Excerpt provided:

In my courses they were thrilled to learn applied neuroscience for practical clinical use. They wanted the neuroscience keys to a brain-changing conversation, and they got them along with first-hand experiences. Together we reviewed what to say in sessions. We looked at transcripts, videos, and laser-coaching exercises, and we practiced with each other.

The therapists who attended my programs were delighted to understand what’s actually done in-sessions to promote change. They finally knew how to go back to their offices and connect and affect their clients to produce transformation.

Practical Neuroscience in Daily Use

I wanted to bring neuroscience to client sessions in a practical way and in a manner easy for therapists to adopt and use. And I wanted to develop tools that wouldn’t hurt the therapeutic alliance and would create quick and lasting change in clients.

That’s why I created a scientific approach to emotional pain intervention that involves having a brain-changing conversation with clients. I call it Emotional Pain Intervention (EPI®). This methodology also allows clients to use what they learn in sessions with their therapists outside of sessions. The interventions I create and teach promote self-directed neuroplasticity.  Clients immediately understand and benefit from the conversation and tools.

Support Wields New Therapy Tools

NICABM programs supported my creativity with access to great thinkers and evidence-based research. And that helped me further develop EPI®. I took the keys from common factors in psychotherapy research and brain science and created a simple, effective, and practical guide for brain-changing conversations that easily can be integrated with evidence-based psychotherapies you already use.

Provided material:
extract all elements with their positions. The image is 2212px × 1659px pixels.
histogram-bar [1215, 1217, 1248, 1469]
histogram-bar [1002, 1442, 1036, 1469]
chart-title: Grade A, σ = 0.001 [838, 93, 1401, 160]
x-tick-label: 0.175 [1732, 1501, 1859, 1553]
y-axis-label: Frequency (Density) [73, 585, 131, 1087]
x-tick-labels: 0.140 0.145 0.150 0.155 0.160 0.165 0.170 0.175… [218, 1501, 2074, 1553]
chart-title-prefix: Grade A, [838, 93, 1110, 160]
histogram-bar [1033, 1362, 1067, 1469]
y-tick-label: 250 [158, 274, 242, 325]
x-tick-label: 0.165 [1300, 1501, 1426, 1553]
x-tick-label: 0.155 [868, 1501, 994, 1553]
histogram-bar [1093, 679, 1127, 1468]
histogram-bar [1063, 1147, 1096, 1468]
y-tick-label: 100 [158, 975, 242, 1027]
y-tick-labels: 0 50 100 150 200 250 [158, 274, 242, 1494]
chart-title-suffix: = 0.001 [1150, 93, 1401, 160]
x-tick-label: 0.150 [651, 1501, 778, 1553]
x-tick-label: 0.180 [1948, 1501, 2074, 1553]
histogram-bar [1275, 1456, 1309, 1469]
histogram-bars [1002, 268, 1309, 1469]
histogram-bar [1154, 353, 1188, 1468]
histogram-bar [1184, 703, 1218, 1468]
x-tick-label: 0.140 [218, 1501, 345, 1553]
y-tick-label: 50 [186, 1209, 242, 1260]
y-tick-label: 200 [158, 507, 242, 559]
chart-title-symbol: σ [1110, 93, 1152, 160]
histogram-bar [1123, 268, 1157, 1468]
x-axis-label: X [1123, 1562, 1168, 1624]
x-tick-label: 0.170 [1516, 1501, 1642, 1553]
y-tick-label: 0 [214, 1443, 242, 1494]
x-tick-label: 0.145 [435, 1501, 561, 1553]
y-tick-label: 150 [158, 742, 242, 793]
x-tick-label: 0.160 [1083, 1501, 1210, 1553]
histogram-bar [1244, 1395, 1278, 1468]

What to do:
1. Could you write out the excerpt on neuroscience for therapists, from "NICABM programs supported" to "you already use.", word for word?
2. Can you pick up the excerpt on neuroscience for therapists after its last sentence and carry it on?

Task-by-task results:
1.
NICABM programs supported my creativity with access to great thinkers and evidence-based research. And that helped me further develop EPI®. I took the keys from common factors in psychotherapy research and brain science and created a simple, effective, and practical guide for brain-changing conversations that easily can be integrated with evidence-based psychotherapies you already use.

2.
I’m a firm believer that cutting-edge and relatively new brain science can change lives. That’s why I joined and promote NICABM’s Next Practitioner program.  I’ve been listening to these seasoned clinicians for two years now, and it’s helped me become a thought leader and an effective teacher as well as a better therapist. Like other science-based practitioners, I am never satisfied by the status quo.

I’m so grateful to Dr. Ruth Buczynski and her experts (or, as she calls them, her “good buddies”), for igniting my passion to help and serve by inspiring me to commit to using the best science has to offer with clients.  Thanks to the weekly programs, I felt supported by likeminded clinicians as I created EPI®, an effective and innovative approach for getting deep and rapid suffering reduction while also enriching people’s lives. EPI® isn’t a psychotherapy; it’s a science-informed guideline for having brain-changing conversations, and it integrates with evidenced-based therapies already in use.

I’m thrilled to be considered an expert on how to have brain-changing conversations.  I have become a more-creative practitioner in the process of this work, and I now you can, too.

These days, I teach, write about, and offer an exceptional brain-based approach that changes lives. I’ll be sharing some of these same principles here on my blog. And I will continue to teach other practitioners how to get the same results with their clients. For more information about my trainings, click here. (For specific training dates, click here.)

That means I’m back to blogging. Watch for more posts from me.

Have you ever discussed the brain and change in your session work with clients?

Let me know in a comment below.

This post has one comment

  1. I use the analogy that the emotional brain finally releases the trauma that the event is not occurring,now. It is a past event and no longer occurring in the Now” moment. I have used whole brain integration exercises exercises such as Educational Kinesology since 1989 and various forms of hypnosis for healing since 1995. The neuroscience now explains how the process I used personally worked and assisted me in a 3.92 GPA in graduate school. Thus I adopted the assurance that if I can do it so can my clients. I have so long admired your email responses regarding trauma resolution and neuroscience. Keep the blogs coming. Even thought I have closed my office, I continue to be fascinated by the brain and the inner mind. Human beings are amazing!